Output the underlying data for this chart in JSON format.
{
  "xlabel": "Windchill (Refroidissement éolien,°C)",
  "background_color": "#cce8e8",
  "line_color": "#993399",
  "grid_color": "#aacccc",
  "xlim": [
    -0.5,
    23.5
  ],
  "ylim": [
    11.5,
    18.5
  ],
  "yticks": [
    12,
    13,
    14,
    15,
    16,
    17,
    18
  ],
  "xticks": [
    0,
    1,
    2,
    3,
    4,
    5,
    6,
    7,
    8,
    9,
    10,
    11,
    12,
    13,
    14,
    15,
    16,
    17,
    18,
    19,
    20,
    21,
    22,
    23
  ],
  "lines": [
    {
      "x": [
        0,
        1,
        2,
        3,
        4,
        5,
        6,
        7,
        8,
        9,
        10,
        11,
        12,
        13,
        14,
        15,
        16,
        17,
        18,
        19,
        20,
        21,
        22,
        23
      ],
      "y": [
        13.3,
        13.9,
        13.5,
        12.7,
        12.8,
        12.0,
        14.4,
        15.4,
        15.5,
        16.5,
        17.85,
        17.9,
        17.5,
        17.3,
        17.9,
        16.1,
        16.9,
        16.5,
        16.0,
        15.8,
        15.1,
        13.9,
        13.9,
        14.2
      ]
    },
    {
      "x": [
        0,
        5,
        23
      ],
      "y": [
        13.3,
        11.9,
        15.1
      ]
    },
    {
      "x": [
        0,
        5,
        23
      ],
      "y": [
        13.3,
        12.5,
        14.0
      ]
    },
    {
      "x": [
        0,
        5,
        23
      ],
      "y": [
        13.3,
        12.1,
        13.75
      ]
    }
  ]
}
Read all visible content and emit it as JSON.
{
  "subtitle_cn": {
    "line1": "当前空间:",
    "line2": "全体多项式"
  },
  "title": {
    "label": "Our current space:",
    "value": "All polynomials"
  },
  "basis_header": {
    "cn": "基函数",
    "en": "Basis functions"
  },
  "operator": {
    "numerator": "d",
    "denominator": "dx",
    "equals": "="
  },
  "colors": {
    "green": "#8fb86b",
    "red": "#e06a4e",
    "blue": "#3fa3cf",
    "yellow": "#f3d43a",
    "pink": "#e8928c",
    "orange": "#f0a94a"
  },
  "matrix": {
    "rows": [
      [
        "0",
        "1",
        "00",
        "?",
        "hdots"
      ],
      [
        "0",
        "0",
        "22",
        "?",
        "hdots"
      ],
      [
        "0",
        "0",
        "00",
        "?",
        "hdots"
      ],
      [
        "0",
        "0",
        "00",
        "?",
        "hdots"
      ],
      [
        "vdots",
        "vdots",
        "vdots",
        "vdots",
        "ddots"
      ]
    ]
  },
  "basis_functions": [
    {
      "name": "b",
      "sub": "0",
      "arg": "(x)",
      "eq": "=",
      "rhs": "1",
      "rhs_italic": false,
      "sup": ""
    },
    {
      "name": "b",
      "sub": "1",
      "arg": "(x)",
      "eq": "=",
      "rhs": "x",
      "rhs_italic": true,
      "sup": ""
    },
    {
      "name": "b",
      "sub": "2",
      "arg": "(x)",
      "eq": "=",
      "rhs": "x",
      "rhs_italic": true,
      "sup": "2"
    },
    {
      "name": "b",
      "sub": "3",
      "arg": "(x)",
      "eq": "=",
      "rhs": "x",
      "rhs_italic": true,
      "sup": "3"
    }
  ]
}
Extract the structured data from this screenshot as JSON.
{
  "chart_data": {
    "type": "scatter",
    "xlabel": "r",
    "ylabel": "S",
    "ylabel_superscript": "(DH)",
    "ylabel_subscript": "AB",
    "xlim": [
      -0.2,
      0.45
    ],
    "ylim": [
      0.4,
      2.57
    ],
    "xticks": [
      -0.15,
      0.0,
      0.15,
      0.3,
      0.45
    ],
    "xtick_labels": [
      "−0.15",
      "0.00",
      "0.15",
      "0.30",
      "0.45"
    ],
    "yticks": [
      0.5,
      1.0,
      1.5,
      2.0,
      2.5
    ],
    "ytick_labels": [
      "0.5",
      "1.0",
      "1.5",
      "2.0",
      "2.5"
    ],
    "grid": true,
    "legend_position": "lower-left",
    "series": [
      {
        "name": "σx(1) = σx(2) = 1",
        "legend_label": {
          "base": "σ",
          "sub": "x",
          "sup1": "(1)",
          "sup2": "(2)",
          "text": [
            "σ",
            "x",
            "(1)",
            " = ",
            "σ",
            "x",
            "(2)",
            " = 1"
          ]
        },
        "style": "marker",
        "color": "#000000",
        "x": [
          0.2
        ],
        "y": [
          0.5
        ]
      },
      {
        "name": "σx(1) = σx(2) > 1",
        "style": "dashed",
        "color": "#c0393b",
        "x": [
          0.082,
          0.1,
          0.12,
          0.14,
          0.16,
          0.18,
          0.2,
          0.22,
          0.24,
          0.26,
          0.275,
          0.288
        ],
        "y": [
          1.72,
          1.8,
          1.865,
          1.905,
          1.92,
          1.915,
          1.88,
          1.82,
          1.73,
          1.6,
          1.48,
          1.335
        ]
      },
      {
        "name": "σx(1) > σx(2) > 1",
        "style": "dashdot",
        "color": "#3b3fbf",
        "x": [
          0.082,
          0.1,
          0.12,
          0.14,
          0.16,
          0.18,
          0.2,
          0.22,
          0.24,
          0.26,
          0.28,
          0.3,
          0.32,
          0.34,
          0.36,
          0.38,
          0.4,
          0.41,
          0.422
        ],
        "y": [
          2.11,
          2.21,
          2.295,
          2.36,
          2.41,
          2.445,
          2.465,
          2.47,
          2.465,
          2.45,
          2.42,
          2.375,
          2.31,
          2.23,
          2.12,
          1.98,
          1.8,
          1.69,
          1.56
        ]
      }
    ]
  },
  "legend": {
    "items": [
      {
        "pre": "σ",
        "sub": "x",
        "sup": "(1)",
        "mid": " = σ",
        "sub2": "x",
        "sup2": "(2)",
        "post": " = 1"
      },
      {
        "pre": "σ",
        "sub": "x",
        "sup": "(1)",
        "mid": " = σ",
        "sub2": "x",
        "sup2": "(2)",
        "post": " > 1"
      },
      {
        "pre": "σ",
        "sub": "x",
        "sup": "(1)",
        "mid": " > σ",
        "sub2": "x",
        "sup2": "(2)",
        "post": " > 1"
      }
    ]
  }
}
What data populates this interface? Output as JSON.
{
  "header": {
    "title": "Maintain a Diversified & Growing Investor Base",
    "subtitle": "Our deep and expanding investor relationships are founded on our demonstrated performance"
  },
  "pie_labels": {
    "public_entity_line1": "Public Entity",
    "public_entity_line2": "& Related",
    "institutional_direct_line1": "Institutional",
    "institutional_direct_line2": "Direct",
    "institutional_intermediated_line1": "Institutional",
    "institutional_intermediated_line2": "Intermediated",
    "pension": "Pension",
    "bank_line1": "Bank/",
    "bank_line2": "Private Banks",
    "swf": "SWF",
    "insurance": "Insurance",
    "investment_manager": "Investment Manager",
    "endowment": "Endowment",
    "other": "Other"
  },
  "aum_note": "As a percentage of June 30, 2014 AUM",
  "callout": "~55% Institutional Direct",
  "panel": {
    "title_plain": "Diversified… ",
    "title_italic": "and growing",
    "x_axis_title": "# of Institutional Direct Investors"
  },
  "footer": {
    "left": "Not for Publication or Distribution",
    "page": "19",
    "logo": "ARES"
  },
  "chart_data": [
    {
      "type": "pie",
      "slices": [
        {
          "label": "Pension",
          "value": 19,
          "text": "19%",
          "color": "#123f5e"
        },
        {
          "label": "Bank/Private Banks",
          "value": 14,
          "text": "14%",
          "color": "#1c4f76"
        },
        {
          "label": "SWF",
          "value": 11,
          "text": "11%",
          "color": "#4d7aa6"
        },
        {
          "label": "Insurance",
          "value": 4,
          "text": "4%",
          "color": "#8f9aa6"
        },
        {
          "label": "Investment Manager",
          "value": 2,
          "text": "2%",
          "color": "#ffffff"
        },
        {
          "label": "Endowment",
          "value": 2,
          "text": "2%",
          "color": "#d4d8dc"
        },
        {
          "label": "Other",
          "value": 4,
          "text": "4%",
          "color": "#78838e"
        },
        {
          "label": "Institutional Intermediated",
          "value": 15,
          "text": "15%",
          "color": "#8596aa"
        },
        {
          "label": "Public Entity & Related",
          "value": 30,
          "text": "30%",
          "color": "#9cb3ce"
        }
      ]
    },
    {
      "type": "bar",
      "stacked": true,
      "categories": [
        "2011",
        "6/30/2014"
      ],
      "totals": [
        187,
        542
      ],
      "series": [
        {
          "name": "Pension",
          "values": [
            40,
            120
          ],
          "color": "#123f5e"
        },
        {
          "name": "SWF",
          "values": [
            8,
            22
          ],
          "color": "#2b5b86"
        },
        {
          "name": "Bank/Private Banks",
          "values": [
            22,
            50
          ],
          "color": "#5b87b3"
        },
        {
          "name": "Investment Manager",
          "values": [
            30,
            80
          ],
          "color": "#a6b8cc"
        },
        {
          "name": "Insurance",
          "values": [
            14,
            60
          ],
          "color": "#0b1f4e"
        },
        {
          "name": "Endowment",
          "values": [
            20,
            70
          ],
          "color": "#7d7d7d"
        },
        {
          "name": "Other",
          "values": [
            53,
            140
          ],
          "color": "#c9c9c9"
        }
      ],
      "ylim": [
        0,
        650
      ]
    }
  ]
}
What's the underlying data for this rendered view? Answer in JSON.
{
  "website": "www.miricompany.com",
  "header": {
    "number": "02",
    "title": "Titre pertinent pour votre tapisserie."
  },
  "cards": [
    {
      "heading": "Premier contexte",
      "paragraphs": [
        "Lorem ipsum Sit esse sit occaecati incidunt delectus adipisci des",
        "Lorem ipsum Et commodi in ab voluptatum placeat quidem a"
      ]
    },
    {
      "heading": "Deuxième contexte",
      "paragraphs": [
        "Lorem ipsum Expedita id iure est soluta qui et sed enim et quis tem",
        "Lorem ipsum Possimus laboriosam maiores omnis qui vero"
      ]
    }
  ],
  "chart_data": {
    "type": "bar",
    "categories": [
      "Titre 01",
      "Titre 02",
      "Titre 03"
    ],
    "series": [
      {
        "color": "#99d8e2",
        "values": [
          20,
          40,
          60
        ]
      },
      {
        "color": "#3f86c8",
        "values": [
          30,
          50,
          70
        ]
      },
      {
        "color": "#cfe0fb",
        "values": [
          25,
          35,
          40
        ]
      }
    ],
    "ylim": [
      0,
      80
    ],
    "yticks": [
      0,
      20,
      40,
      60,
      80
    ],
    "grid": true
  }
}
####################
:: WHAT YOU SHOULD DO ::
Each line with the string "type" in it needs to be found and copied.

:: SOLUTION BELOW ::
    "type": "scatter",
      "type": "pie",
      "type": "bar",
    "type": "bar",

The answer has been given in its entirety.